> _Items from a dataset_
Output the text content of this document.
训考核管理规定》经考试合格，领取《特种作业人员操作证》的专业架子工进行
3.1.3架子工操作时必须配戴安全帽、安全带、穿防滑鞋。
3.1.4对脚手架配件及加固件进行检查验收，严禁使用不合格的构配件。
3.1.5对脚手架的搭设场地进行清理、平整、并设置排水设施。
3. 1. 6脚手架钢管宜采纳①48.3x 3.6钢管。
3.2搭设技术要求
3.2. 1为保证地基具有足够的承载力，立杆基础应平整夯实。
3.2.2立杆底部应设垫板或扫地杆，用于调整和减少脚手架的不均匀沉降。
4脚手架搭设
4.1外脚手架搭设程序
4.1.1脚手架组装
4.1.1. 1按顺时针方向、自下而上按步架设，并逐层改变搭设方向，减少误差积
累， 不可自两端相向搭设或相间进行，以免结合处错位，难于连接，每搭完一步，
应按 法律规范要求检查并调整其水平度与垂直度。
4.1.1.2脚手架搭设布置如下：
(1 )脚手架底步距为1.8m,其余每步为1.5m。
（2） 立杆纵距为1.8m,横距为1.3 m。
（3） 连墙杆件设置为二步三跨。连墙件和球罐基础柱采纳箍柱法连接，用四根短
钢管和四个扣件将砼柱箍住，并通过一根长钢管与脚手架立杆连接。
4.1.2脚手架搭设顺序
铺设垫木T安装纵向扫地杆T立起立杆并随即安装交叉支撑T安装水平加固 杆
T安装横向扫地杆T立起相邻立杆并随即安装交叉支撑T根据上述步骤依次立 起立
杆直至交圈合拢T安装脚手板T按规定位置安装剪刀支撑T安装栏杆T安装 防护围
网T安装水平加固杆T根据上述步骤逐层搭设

> _Task requirements_
Using the listing above, retype each line exactly.

> _Task answer_
Output the text content of this document.
训考核管理规定》经考试合格，领取《特种作业人员操作证》的专业架子工进行
3.1.3架子工操作时必须配戴安全帽、安全带、穿防滑鞋。
3.1.4对脚手架配件及加固件进行检查验收，严禁使用不合格的构配件。
3.1.5对脚手架的搭设场地进行清理、平整、并设置排水设施。
3. 1. 6脚手架钢管宜采纳①48.3x 3.6钢管。
3.2搭设技术要求
3.2. 1为保证地基具有足够的承载力，立杆基础应平整夯实。
3.2.2立杆底部应设垫板或扫地杆，用于调整和减少脚手架的不均匀沉降。
4脚手架搭设
4.1外脚手架搭设程序
4.1.1脚手架组装
4.1.1. 1按顺时针方向、自下而上按步架设，并逐层改变搭设方向，减少误差积
累， 不可自两端相向搭设或相间进行，以免结合处错位，难于连接，每搭完一步，
应按 法律规范要求检查并调整其水平度与垂直度。
4.1.1.2脚手架搭设布置如下：
(1 )脚手架底步距为1.8m,其余每步为1.5m。
（2） 立杆纵距为1.8m,横距为1.3 m。
（3） 连墙杆件设置为二步三跨。连墙件和球罐基础柱采纳箍柱法连接，用四根短
钢管和四个扣件将砼柱箍住，并通过一根长钢管与脚手架立杆连接。
4.1.2脚手架搭设顺序
铺设垫木T安装纵向扫地杆T立起立杆并随即安装交叉支撑T安装水平加固 杆
T安装横向扫地杆T立起相邻立杆并随即安装交叉支撑T根据上述步骤依次立 起立
杆直至交圈合拢T安装脚手板T按规定位置安装剪刀支撑T安装栏杆T安装 防护围
网T安装水平加固杆T根据上述步骤逐层搭设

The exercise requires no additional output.